PAGE EXCERPT:
□ □ □ □
Published Tuesday, November 06, 2007

SPRINGFIELD - Favorable harvest weather. Corn flirting with $4 a bushel. Soybeans at $10. It brings to mind the old beer commercial line: It doesn't get any better than this.

Or does it?

With the fall harvest in and farm profits projected to set a record this year, attention among farmers and economists has turned to just how long the boom can last and to the possible ripple effect of high farm prices on consumers.

"This is unique. This is really the second consecutive year of these kinds of conditions, and it looks like it's more or less permanent," said Darrel Good, professor of agricultural economics at the University of Illinois.

Well, as permanent as the cyclical nature of farm prices ever is, Good added.

Rural Rochester farmer Jimmy Ayers finds himself in the midst of a typical year for Illinois farmers - corn yields at 145 to 235 bushels an acre, soybeans at 43 to 53 bushels an acre and crops that are in early, thanks to a dry fall.

"I was done September 30. I've been doing this 22 years, and this is the first year I have ever finished by the end of September," said Ayers, who farms 800 acres of corn and soybeans with his wife, Cydney.
□ □ □ □
STATED GOAL A:
Answer from the harvest article:
(i) What price per bushel is corn said to be approaching?
(ii) What position does Darrel Good hold?
(iii) On what date did Jimmy Ayers finish his harvest?
The article and the listing that follows it are unrelated material.

DATA FOR THE TASK:
□ □ □ □
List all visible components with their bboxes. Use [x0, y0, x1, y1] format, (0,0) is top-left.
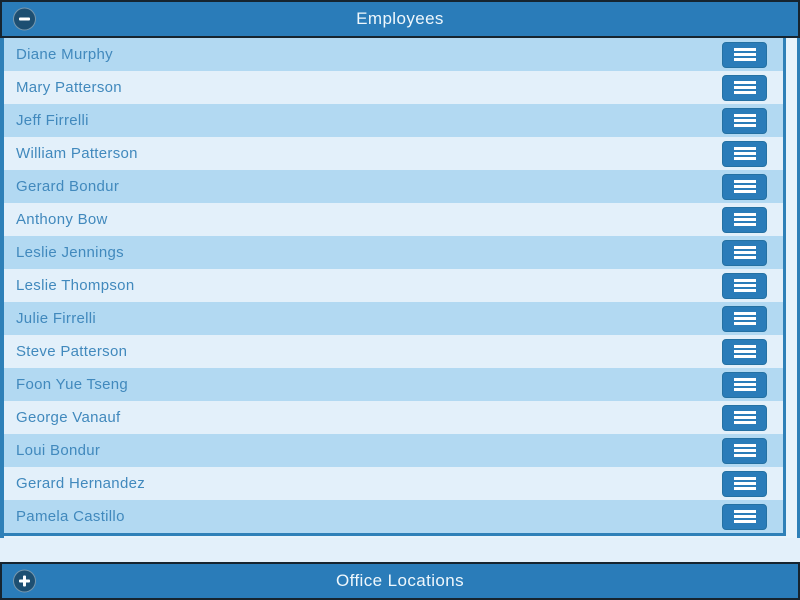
hamburger-icon: [733, 345, 756, 358]
employee-name: Leslie Jennings: [16, 244, 124, 261]
employee-row[interactable]: Steve Patterson: [4, 335, 783, 368]
row-menu-button[interactable]: [722, 239, 767, 266]
employees-header[interactable]: Employees: [0, 0, 800, 38]
row-menu-button[interactable]: [722, 404, 767, 431]
office-locations-header[interactable]: Office Locations: [0, 562, 800, 600]
row-menu-button[interactable]: [722, 437, 767, 464]
plus-icon[interactable]: [13, 569, 36, 593]
hamburger-icon: [733, 378, 756, 391]
employee-name: George Vanauf: [16, 409, 121, 426]
row-menu-button[interactable]: [722, 272, 767, 299]
office-locations-title: Office Locations: [336, 571, 464, 590]
employee-name: Foon Yue Tseng: [16, 376, 129, 393]
employee-row[interactable]: Gerard Hernandez: [4, 467, 783, 500]
row-menu-button[interactable]: [722, 470, 767, 497]
hamburger-icon: [733, 213, 756, 226]
employee-name: Jeff Firrelli: [16, 112, 89, 129]
employees-title: Employees: [356, 9, 444, 28]
row-menu-button[interactable]: [722, 206, 767, 233]
employee-row[interactable]: Pamela Castillo: [4, 500, 783, 533]
hamburger-icon: [733, 411, 756, 424]
employee-name: Mary Patterson: [16, 79, 122, 96]
employees-content: Diane Murphy Mary Patterson Jeff Firrelli W…: [0, 38, 800, 538]
employee-name: Loui Bondur: [16, 442, 101, 459]
employee-row[interactable]: Leslie Jennings: [4, 236, 783, 269]
row-menu-button[interactable]: [722, 173, 767, 200]
minus-icon[interactable]: [13, 7, 36, 31]
hamburger-icon: [733, 246, 756, 259]
row-menu-button[interactable]: [722, 107, 767, 134]
row-menu-button[interactable]: [722, 338, 767, 365]
hamburger-icon: [733, 444, 756, 457]
employee-row[interactable]: Leslie Thompson: [4, 269, 783, 302]
employee-name: Anthony Bow: [16, 211, 108, 228]
employee-list: Diane Murphy Mary Patterson Jeff Firrelli W…: [4, 38, 786, 536]
employee-name: Gerard Bondur: [16, 178, 120, 195]
employee-row[interactable]: Diane Murphy: [4, 38, 783, 71]
hamburger-icon: [733, 510, 756, 523]
hamburger-icon: [733, 81, 756, 94]
employee-row[interactable]: Mary Patterson: [4, 71, 783, 104]
row-menu-button[interactable]: [722, 371, 767, 398]
employee-row[interactable]: Foon Yue Tseng: [4, 368, 783, 401]
employee-row[interactable]: Anthony Bow: [4, 203, 783, 236]
row-menu-button[interactable]: [722, 140, 767, 167]
employee-name: Pamela Castillo: [16, 508, 125, 525]
employee-row[interactable]: Julie Firrelli: [4, 302, 783, 335]
employee-name: William Patterson: [16, 145, 138, 162]
employee-row[interactable]: Gerard Bondur: [4, 170, 783, 203]
employee-row[interactable]: Jeff Firrelli: [4, 104, 783, 137]
hamburger-icon: [733, 312, 756, 325]
row-menu-button[interactable]: [722, 74, 767, 101]
employee-name: Julie Firrelli: [16, 310, 97, 327]
hamburger-icon: [733, 180, 756, 193]
employee-name: Diane Murphy: [16, 46, 113, 63]
hamburger-icon: [733, 114, 756, 127]
employee-row[interactable]: George Vanauf: [4, 401, 783, 434]
hamburger-icon: [733, 477, 756, 490]
employee-name: Steve Patterson: [16, 343, 128, 360]
employee-row[interactable]: William Patterson: [4, 137, 783, 170]
hamburger-icon: [733, 48, 756, 61]
employee-row[interactable]: Loui Bondur: [4, 434, 783, 467]
row-menu-button[interactable]: [722, 41, 767, 68]
hamburger-icon: [733, 147, 756, 160]
employee-name: Leslie Thompson: [16, 277, 135, 294]
row-menu-button[interactable]: [722, 503, 767, 530]
hamburger-icon: [733, 279, 756, 292]
row-menu-button[interactable]: [722, 305, 767, 332]
employee-name: Gerard Hernandez: [16, 475, 146, 492]
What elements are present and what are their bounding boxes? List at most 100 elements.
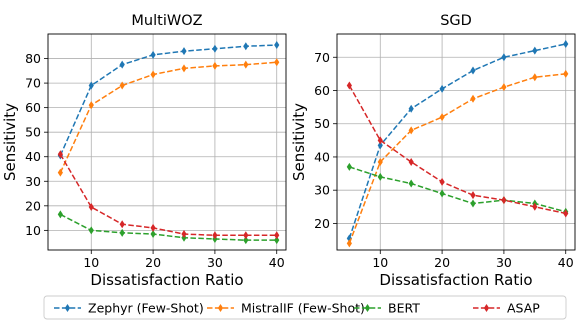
- y-axis-label: Sensitivity: [290, 103, 308, 181]
- y-axis-label: Sensitivity: [1, 103, 19, 181]
- series-asap-point: [88, 203, 94, 212]
- series-zephyr-few-shot-point: [470, 66, 476, 75]
- y-tick-label: 20: [25, 198, 41, 213]
- y-tick-label: 10: [25, 223, 41, 238]
- chart-panel-sgd: 10 20 30 40 20 30 40 50 60 70 SGD Dissatisfaction R…: [290, 13, 576, 289]
- series-asap-point: [274, 231, 280, 240]
- x-tick-label: 40: [558, 255, 574, 270]
- series-bert-point: [274, 236, 280, 245]
- legend-label: BERT: [388, 301, 420, 316]
- series-zephyr-few-shot-point: [408, 104, 414, 113]
- x-tick-label: 30: [496, 255, 512, 270]
- series-bert-point: [408, 179, 414, 188]
- series-zephyr-few-shot-point: [532, 46, 538, 55]
- series-asap-point: [212, 231, 218, 240]
- series-asap-point: [377, 136, 383, 145]
- x-axis-label: Dissatisfaction Ratio: [379, 271, 532, 289]
- legend-label: ASAP: [507, 301, 540, 316]
- series-zephyr-few-shot-point: [88, 81, 94, 90]
- series-zephyr-few-shot-point: [563, 39, 569, 48]
- series-bert-point: [470, 199, 476, 208]
- legend: Zephyr (Few-Shot) MistralIF (Few-Shot) BER…: [43, 295, 567, 320]
- series-asap-point: [243, 231, 249, 240]
- legend-item-bert: BERT: [354, 301, 420, 316]
- legend-item-mistralif-few-shot: MistralIF (Few-Shot): [207, 301, 365, 316]
- x-tick-label: 30: [207, 255, 223, 270]
- legend-item-asap: ASAP: [473, 301, 540, 316]
- series-mistralif-few-shot-point: [57, 168, 63, 177]
- series-zephyr-few-shot-point: [181, 47, 187, 56]
- plot-frame: [336, 33, 576, 251]
- series-bert-point: [346, 162, 352, 171]
- series-mistralif-few-shot-point: [119, 81, 125, 90]
- series-bert-point: [119, 228, 125, 237]
- series-mistralif-few-shot-point: [212, 61, 218, 70]
- series-mistralif-few-shot-point: [532, 73, 538, 82]
- series-bert-point: [88, 226, 94, 235]
- y-tick-label: 50: [25, 125, 41, 140]
- legend-label: Zephyr (Few-Shot): [88, 301, 204, 316]
- series-asap-point: [181, 230, 187, 239]
- series-asap-point: [150, 223, 156, 232]
- series-asap-point: [439, 177, 445, 186]
- series-mistralif-few-shot-point: [470, 94, 476, 103]
- series-bert-line: [349, 166, 566, 213]
- y-tick-label: 40: [25, 149, 41, 164]
- series-bert-point: [377, 172, 383, 181]
- series-mistralif-few-shot-line: [348, 73, 566, 244]
- series-asap-point: [57, 150, 63, 159]
- legend-swatch-marker: [483, 304, 490, 312]
- series-mistralif-few-shot-point: [501, 83, 507, 92]
- x-tick-label: 20: [145, 255, 161, 270]
- series-zephyr-few-shot-line: [59, 44, 277, 156]
- chart-title: SGD: [440, 13, 472, 29]
- y-tick-label: 50: [314, 116, 330, 131]
- series-asap-point: [346, 81, 352, 90]
- series-zephyr-few-shot-point: [377, 141, 383, 150]
- y-tick-label: 20: [314, 216, 330, 231]
- series-mistralif-few-shot-point: [243, 60, 249, 69]
- series-mistralif-few-shot-line: [59, 61, 277, 173]
- series-zephyr-few-shot-point: [274, 41, 280, 50]
- series-zephyr-few-shot-point: [501, 53, 507, 62]
- series-mistralif-few-shot-point: [439, 113, 445, 122]
- series-mistralif-few-shot-point: [346, 239, 352, 248]
- x-tick-label: 40: [269, 255, 285, 270]
- series-bert-point: [243, 236, 249, 245]
- series-asap-point: [563, 209, 569, 218]
- series-mistralif-few-shot-point: [181, 64, 187, 73]
- series-bert-point: [57, 210, 63, 219]
- legend-swatch-marker: [64, 304, 71, 312]
- series-asap-point: [470, 191, 476, 200]
- legend-frame: [43, 295, 567, 320]
- series-zephyr-few-shot-point: [243, 42, 249, 51]
- series-mistralif-few-shot-point: [88, 101, 94, 110]
- series-mistralif-few-shot-point: [563, 69, 569, 78]
- series-zephyr-few-shot-point: [150, 50, 156, 59]
- series-mistralif-few-shot-point: [274, 58, 280, 67]
- series-mistralif-few-shot-point: [377, 157, 383, 166]
- series-asap-line: [348, 85, 566, 215]
- series-asap-point: [501, 196, 507, 205]
- series-zephyr-few-shot-point: [212, 44, 218, 53]
- series-mistralif-few-shot-point: [150, 70, 156, 79]
- x-tick-label: 10: [83, 255, 99, 270]
- x-tick-label: 20: [434, 255, 450, 270]
- plot-frame: [47, 33, 287, 251]
- chart-title: MultiWOZ: [131, 13, 202, 29]
- series-bert-line: [60, 213, 277, 241]
- y-tick-label: 60: [25, 100, 41, 115]
- series-zephyr-few-shot-point: [439, 84, 445, 93]
- series-bert-point: [439, 189, 445, 198]
- series-mistralif-few-shot-point: [408, 126, 414, 135]
- y-tick-label: 40: [314, 149, 330, 164]
- y-tick-label: 70: [25, 76, 41, 91]
- legend-swatch-marker: [217, 304, 224, 312]
- series-asap-line: [59, 153, 277, 237]
- series-asap-point: [119, 220, 125, 229]
- x-axis-label: Dissatisfaction Ratio: [90, 271, 243, 289]
- y-tick-label: 70: [314, 50, 330, 65]
- y-tick-label: 60: [314, 83, 330, 98]
- y-tick-label: 30: [314, 183, 330, 198]
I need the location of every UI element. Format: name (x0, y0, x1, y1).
□ □ □ □
STATED GOAL B:
In the listing, rewrite the stretch from the line containing "- y-axis-label: Sensitivity: [290, 103, 308, 181]" through the line containing "- series-bert-point: [346, 162, 352, 171]", changing "x-tick-label" to "horizontal-tick-label" and leaving everything else unchanged. Return only those lines.

COMPLETE ANSWER A:
(i) $4 a bushel
(ii) Professor of agricultural economics at the University of Illinois
(iii) September 30

COMPLETE ANSWER B:
- y-axis-label: Sensitivity: [290, 103, 308, 181]
- y-axis-label: Sensitivity: [1, 103, 19, 181]
- series-asap-point: [88, 203, 94, 212]
- series-zephyr-few-shot-point: [470, 66, 476, 75]
- y-tick-label: 20: [25, 198, 41, 213]
- y-tick-label: 10: [25, 223, 41, 238]
- chart-panel-sgd: 10 20 30 40 20 30 40 50 60 70 SGD Dissatisfaction R…: [290, 13, 576, 289]
- series-asap-point: [274, 231, 280, 240]
- horizontal-tick-label: 40: [558, 255, 574, 270]
- series-bert-point: [274, 236, 280, 245]
- legend-label: BERT: [388, 301, 420, 316]
- series-zephyr-few-shot-point: [408, 104, 414, 113]
- horizontal-tick-label: 30: [496, 255, 512, 270]
- series-bert-point: [408, 179, 414, 188]
- series-zephyr-few-shot-point: [532, 46, 538, 55]
- series-asap-point: [212, 231, 218, 240]
- series-asap-point: [377, 136, 383, 145]
- x-axis-label: Dissatisfaction Ratio: [379, 271, 532, 289]
- legend-label: ASAP: [507, 301, 540, 316]
- series-zephyr-few-shot-point: [88, 81, 94, 90]
- series-zephyr-few-shot-point: [563, 39, 569, 48]
- series-bert-point: [470, 199, 476, 208]
- legend: Zephyr (Few-Shot) MistralIF (Few-Shot) BER…: [43, 295, 567, 320]
- series-asap-point: [243, 231, 249, 240]
- legend-item-bert: BERT: [354, 301, 420, 316]
- legend-item-mistralif-few-shot: MistralIF (Few-Shot): [207, 301, 365, 316]
- horizontal-tick-label: 30: [207, 255, 223, 270]
- legend-item-asap: ASAP: [473, 301, 540, 316]
- series-mistralif-few-shot-point: [57, 168, 63, 177]
- series-zephyr-few-shot-point: [181, 47, 187, 56]
- plot-frame: [336, 33, 576, 251]
- series-bert-point: [346, 162, 352, 171]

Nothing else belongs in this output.